### Provided records

════

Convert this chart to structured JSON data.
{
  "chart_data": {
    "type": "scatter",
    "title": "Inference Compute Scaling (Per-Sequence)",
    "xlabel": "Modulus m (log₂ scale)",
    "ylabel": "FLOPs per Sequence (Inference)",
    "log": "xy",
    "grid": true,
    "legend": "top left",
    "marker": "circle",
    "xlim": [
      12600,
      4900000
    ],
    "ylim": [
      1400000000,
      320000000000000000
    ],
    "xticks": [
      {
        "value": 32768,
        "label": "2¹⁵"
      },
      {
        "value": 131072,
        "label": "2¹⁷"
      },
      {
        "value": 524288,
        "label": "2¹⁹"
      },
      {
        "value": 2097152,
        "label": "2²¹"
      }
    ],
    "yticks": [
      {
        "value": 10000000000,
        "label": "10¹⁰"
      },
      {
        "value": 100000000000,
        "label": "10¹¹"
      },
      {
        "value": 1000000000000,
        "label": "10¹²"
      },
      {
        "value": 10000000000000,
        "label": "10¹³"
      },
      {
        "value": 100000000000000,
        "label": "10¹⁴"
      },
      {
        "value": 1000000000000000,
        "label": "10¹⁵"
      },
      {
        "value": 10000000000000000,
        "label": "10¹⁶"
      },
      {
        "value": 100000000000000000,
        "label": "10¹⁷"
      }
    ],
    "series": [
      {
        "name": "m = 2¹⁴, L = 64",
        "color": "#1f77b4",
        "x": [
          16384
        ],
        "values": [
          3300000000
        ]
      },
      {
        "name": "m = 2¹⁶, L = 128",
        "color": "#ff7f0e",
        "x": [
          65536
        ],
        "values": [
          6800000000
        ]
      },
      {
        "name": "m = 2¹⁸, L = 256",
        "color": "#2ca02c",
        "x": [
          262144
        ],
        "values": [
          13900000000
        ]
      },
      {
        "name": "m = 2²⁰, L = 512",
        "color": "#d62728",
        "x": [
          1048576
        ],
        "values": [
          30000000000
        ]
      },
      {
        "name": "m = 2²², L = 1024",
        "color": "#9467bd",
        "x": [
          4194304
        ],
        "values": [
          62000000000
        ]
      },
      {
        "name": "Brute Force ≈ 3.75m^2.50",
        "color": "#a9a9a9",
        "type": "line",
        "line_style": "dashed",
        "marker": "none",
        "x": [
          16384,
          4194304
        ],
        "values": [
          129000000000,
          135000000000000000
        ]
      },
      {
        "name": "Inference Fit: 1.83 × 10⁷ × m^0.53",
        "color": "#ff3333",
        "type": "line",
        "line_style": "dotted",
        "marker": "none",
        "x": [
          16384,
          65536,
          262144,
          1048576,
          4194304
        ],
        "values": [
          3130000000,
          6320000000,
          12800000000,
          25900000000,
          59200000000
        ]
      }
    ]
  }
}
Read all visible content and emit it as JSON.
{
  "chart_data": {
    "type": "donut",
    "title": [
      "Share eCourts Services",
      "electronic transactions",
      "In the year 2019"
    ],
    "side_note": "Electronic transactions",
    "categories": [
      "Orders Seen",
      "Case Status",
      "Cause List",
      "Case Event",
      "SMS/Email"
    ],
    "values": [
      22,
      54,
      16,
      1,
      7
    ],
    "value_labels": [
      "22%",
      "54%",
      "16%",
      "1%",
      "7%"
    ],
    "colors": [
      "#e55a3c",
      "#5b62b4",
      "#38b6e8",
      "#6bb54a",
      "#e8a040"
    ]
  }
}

════

### What is needed
Your task is to pick out every line with the string "Inference" and copy it.

### Answer to this exercise
    "title": "Inference Compute Scaling (Per-Sequence)",
    "ylabel": "FLOPs per Sequence (Inference)",
        "name": "Inference Fit: 1.83 × 10⁷ × m^0.53",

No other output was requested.